Give an exact transcription of every line, dropping the images.

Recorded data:
_ _ _ _
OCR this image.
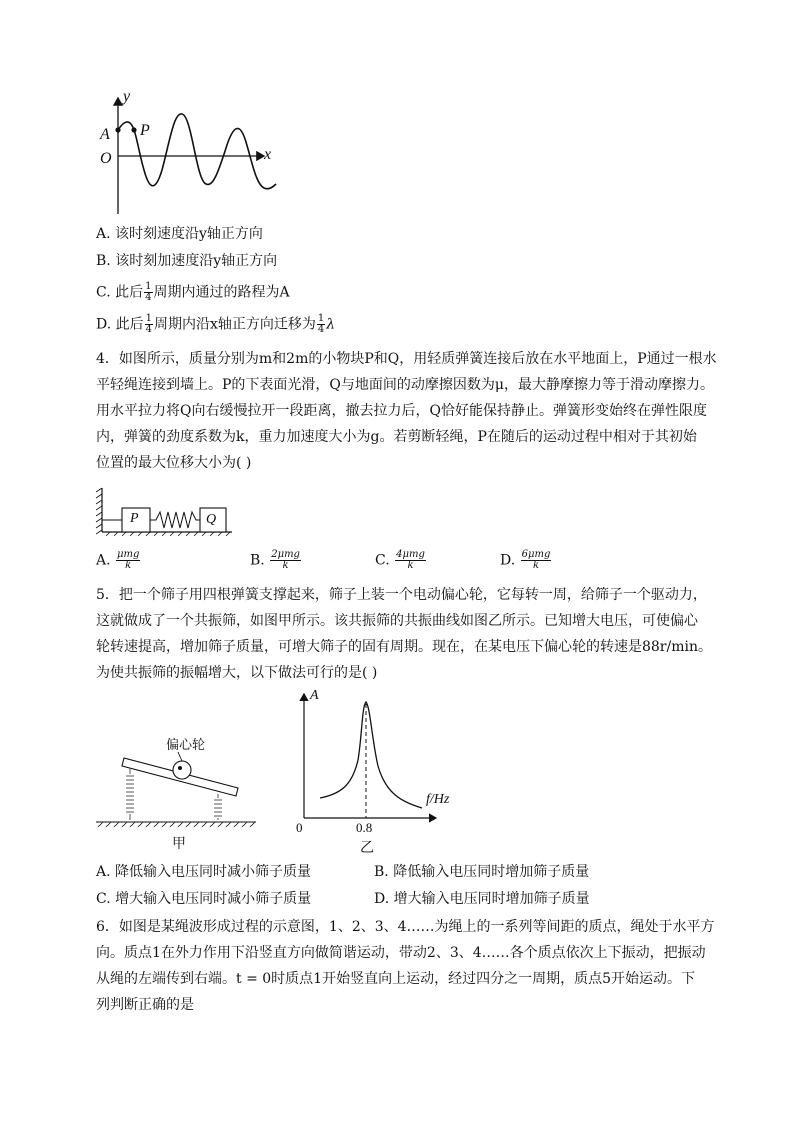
y
x
O
A P
A. 该时刻速度沿y轴正方向
B. 该时刻加速度沿y轴正方向
C. 此后 $\frac{1}{4}$ 周期内通过的路程为A
D. 此后 $\frac{1}{4}$ 周期内沿x轴正方向迁移为 $\frac{1}{4}$ λ
4．如图所示，质量分别为m和2m的小物块P和Q，用轻质弹簧连接后放在水平地面上，P通过一根水
平轻绳连接到墙上。P的下表面光滑，Q与地面间的动摩擦因数为μ，最大静摩擦力等于滑动摩擦力。
用水平拉力将Q向右缓慢拉开一段距离，撤去拉力后，Q恰好能保持静止。弹簧形变始终在弹性限度
内，弹簧的劲度系数为k，重力加速度大小为g。若剪断轻绳，P在随后的运动过程中相对于其初始
位置的最大位移大小为( )
P	Q
A. $\frac{\text{μmg}}{k}$	B. $\frac{\text{2μmg}}{k}$	C. $\frac{\text{4μmg}}{k}$	D. $\frac{\text{6μmg}}{k}$
5．把一个筛子用四根弹簧支撑起来，筛子上装一个电动偏心轮，它每转一周，给筛子一个驱动力，
这就做成了一个共振筛，如图甲所示。该共振筛的共振曲线如图乙所示。已知增大电压，可使偏心
轮转速提高，增加筛子质量，可增大筛子的固有周期。现在，在某电压下偏心轮的转速是88r/min。
为使共振筛的振幅增大，以下做法可行的是( )
偏心轮
甲
A
f/Hz
0	0.8
乙
A. 降低输入电压同时减小筛子质量	B. 降低输入电压同时增加筛子质量
C. 增大输入电压同时减小筛子质量	D. 增大输入电压同时增加筛子质量
6．如图是某绳波形成过程的示意图，1、2、3、4……为绳上的一系列等间距的质点，绳处于水平方
向。质点1在外力作用下沿竖直方向做简谐运动，带动2、3、4……各个质点依次上下振动，把振动
从绳的左端传到右端。t = 0时质点1开始竖直向上运动，经过四分之一周期，质点5开始运动。下
列判断正确的是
_ _ _ _
→ Exercise solution:
OCR this image.
y
x
O
A P
A. 该时刻速度沿y轴正方向
B. 该时刻加速度沿y轴正方向
C. 此后 $\frac{1}{4}$ 周期内通过的路程为A
D. 此后 $\frac{1}{4}$ 周期内沿x轴正方向迁移为 $\frac{1}{4}$ λ
4．如图所示，质量分别为m和2m的小物块P和Q，用轻质弹簧连接后放在水平地面上，P通过一根水
平轻绳连接到墙上。P的下表面光滑，Q与地面间的动摩擦因数为μ，最大静摩擦力等于滑动摩擦力。
用水平拉力将Q向右缓慢拉开一段距离，撤去拉力后，Q恰好能保持静止。弹簧形变始终在弹性限度
内，弹簧的劲度系数为k，重力加速度大小为g。若剪断轻绳，P在随后的运动过程中相对于其初始
位置的最大位移大小为( )
P	Q
A. $\frac{\text{μmg}}{k}$	B. $\frac{\text{2μmg}}{k}$	C. $\frac{\text{4μmg}}{k}$	D. $\frac{\text{6μmg}}{k}$
5．把一个筛子用四根弹簧支撑起来，筛子上装一个电动偏心轮，它每转一周，给筛子一个驱动力，
这就做成了一个共振筛，如图甲所示。该共振筛的共振曲线如图乙所示。已知增大电压，可使偏心
轮转速提高，增加筛子质量，可增大筛子的固有周期。现在，在某电压下偏心轮的转速是88r/min。
为使共振筛的振幅增大，以下做法可行的是( )
偏心轮
甲
A
f/Hz
0	0.8
乙
A. 降低输入电压同时减小筛子质量	B. 降低输入电压同时增加筛子质量
C. 增大输入电压同时减小筛子质量	D. 增大输入电压同时增加筛子质量
6．如图是某绳波形成过程的示意图，1、2、3、4……为绳上的一系列等间距的质点，绳处于水平方
向。质点1在外力作用下沿竖直方向做简谐运动，带动2、3、4……各个质点依次上下振动，把振动
从绳的左端传到右端。t = 0时质点1开始竖直向上运动，经过四分之一周期，质点5开始运动。下
列判断正确的是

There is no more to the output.